TensorFlow
Sep 19 · 6 min read

Posted by Kevin Haas, Zhitao Li, and Robert Crowe on behalf of the TFX team

TensorFlow Extended (TFX) is a platform for creating production-ready ML pipelines. TFX was created by Google and provides the backbone of Google’s ML services and applications, and we’ve been open sourcing TFX for everyone who needs to create production ML pipelines.

TFX pipeline
TFX pipeline

TFX can be extended and customized in several ways, including developing new components and including them in your pipeline. A TFX pipeline is a series of TFX components, each of which performs a separate task, which are sequenced as a directed acyclic graph (DAG). In this post we’ll present an example to illustrate the process of developing a new TFX component. Watch for more posts that will discuss additional ways to extend and customize TFX.

Scenario

We want to replace the behavior of the existing TFX Trainer component with a new component that includes an executor which submits a job to run the same training on the Google Cloud Platform (GCP). Since the upstream and downstream semantics will remain unchanged, we will reuse the existing Trainer component and replace the behavior of the executor.

Anatomy of a Component

Anatomy of a component
Anatomy of a component

TFX components consist of three main pieces:

  • Driver
  • Executor
  • Publisher

Driver and Publisher

The driver supplies metadata to the executor by querying the ML Metadata (MLMD) store and the publisher takes the results of the executor and updates the metadata store. As a developer, you will typically not need to interact with the driver and publisher directly, but messages logged by the driver and publisher may be useful during debugging.

Executor

The executor is where a component performs its processing. As a developer you write code which runs in the executor, based on the requirements of the classes which implement the type of component that you’re working with. For example, when you’re working on a Transform component you will need to develop a preprocessing_fn. Executors consume and create artifacts, which are kept in the metadata store.
────────────────────
Brief A » According to the TFX post, what are the main pieces that make up a TFX component?
Brief B » Return the part of the TFX post that begins with the words containing "Posted by Kevin" and ends with "production ML pipelines.", copied word for word.
These rows have nothing to do with the TFX post.

A few records »
────────────────────
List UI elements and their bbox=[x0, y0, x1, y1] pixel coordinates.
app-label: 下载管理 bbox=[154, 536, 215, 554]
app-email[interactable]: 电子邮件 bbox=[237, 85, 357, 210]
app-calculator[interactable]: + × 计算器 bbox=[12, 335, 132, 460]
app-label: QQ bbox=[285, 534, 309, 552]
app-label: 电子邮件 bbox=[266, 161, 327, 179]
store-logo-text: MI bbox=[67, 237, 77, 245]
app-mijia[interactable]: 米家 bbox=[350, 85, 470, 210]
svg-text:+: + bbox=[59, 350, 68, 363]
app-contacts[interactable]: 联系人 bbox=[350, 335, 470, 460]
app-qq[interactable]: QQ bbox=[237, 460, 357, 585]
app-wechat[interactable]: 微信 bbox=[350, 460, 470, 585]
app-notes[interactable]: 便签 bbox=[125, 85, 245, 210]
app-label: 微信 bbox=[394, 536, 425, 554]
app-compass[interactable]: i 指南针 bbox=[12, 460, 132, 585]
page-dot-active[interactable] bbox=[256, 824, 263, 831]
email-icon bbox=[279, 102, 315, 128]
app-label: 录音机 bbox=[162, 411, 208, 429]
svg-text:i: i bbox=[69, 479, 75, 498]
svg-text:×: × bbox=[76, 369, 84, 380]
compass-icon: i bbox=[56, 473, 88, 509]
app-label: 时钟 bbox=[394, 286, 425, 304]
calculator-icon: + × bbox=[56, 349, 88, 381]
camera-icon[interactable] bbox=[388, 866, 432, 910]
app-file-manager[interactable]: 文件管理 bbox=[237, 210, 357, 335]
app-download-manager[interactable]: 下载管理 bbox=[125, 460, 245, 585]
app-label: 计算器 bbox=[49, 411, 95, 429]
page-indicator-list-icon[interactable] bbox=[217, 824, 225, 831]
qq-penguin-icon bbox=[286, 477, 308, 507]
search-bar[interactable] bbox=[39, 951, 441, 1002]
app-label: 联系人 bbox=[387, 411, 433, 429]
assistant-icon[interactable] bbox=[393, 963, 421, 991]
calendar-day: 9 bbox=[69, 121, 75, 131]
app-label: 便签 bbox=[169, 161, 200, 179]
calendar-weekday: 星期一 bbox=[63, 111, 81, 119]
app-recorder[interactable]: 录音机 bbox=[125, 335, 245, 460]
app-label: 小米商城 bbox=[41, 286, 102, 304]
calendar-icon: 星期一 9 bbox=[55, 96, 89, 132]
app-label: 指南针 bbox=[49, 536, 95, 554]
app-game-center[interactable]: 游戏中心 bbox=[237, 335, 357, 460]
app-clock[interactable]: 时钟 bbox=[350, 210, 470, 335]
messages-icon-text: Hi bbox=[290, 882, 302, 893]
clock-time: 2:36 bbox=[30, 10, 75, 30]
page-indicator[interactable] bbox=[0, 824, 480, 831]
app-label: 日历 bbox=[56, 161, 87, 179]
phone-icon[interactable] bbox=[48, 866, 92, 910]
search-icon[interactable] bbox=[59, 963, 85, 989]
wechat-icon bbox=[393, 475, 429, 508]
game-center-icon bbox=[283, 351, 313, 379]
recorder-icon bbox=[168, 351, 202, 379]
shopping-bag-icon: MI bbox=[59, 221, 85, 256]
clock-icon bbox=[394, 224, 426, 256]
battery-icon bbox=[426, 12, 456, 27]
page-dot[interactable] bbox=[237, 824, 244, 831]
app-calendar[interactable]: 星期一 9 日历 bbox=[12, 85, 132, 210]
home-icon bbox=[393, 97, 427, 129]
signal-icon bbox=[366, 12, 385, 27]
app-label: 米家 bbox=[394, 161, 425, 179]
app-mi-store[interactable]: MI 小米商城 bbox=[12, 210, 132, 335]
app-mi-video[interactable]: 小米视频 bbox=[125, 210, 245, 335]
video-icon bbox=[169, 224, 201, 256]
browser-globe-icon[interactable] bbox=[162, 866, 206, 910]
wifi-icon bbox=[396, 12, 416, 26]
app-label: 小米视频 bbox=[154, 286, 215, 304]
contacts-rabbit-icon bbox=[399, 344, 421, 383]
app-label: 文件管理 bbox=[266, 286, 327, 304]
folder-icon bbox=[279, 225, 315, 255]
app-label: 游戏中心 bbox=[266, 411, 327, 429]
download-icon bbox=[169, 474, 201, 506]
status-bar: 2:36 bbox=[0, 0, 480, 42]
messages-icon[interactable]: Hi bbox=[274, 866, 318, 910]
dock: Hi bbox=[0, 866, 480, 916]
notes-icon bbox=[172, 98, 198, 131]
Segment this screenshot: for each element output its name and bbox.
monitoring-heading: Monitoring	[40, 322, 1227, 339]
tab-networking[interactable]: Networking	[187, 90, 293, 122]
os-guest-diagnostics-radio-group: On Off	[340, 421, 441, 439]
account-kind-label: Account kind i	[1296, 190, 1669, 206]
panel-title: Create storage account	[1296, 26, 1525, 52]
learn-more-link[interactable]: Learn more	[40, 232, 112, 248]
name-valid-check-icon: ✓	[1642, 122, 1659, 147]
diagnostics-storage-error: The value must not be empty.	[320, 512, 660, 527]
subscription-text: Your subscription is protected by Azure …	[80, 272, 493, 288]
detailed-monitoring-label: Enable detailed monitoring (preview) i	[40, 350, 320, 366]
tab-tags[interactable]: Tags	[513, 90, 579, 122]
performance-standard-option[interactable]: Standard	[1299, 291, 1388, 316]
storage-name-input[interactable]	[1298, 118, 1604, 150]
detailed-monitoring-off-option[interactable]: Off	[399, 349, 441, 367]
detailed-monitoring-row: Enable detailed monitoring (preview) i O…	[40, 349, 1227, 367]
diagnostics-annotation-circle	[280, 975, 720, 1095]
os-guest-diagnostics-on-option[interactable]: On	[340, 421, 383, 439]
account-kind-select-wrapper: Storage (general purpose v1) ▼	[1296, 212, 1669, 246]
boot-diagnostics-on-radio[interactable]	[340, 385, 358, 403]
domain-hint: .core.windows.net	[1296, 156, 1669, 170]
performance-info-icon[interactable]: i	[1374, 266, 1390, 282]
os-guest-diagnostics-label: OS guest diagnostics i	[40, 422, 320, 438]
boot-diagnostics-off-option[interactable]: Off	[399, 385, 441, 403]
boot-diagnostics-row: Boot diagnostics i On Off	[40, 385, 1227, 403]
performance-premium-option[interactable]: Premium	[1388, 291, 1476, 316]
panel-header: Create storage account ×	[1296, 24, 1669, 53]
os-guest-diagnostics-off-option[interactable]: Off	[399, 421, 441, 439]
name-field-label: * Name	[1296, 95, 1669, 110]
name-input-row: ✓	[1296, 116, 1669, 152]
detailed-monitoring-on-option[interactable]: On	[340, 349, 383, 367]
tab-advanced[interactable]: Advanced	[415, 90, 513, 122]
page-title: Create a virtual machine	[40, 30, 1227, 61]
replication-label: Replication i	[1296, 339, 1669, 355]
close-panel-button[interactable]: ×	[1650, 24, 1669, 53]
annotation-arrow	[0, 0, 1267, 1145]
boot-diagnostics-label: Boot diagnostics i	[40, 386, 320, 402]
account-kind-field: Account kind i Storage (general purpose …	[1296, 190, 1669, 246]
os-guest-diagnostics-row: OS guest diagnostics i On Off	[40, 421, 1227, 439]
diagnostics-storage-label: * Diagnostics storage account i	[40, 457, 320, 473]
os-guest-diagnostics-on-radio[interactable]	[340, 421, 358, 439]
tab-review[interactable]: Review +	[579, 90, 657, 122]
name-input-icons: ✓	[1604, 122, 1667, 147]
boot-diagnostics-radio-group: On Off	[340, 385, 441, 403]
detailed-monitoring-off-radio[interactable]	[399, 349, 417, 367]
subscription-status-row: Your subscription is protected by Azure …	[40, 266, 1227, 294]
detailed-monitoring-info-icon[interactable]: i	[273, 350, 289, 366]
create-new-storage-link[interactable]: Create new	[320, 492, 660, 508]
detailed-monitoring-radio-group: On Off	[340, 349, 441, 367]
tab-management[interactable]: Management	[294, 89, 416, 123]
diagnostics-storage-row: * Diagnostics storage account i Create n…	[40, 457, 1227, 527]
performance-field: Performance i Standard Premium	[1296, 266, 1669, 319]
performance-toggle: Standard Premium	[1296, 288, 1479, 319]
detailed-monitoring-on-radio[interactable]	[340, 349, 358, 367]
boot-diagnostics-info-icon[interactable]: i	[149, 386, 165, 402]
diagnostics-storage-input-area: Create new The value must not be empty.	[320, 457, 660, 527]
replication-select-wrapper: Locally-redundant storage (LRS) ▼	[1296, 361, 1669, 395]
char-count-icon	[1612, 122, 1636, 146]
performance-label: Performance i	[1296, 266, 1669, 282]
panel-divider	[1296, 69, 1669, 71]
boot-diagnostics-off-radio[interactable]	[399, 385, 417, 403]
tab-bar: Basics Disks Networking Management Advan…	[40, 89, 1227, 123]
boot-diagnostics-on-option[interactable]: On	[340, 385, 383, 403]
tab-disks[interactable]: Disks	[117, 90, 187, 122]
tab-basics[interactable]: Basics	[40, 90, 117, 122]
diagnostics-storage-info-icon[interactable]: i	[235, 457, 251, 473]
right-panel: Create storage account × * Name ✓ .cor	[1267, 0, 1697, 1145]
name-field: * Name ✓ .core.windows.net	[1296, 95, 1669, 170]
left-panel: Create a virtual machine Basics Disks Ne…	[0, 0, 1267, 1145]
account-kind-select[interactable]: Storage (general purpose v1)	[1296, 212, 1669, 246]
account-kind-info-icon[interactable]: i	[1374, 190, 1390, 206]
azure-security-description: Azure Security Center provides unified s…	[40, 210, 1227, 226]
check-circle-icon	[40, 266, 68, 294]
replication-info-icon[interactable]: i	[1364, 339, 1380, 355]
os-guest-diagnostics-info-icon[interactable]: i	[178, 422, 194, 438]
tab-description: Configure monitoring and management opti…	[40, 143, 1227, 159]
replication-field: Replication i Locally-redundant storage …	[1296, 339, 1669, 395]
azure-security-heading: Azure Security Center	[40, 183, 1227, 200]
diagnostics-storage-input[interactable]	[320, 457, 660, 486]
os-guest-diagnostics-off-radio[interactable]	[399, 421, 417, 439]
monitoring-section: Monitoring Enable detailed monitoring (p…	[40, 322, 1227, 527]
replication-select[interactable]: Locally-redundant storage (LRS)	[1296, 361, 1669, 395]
────────────────────
Task response A » Driver, Executor, Publisher

Task response B »
Posted by Kevin Haas, Zhitao Li, and Robert Crowe on behalf of the TFX team

TensorFlow Extended (TFX) is a platform for creating production-ready ML pipelines. TFX was created by Google and provides the backbone of Google’s ML services and applications, and we’ve been open sourcing TFX for everyone who needs to create production ML pipelines.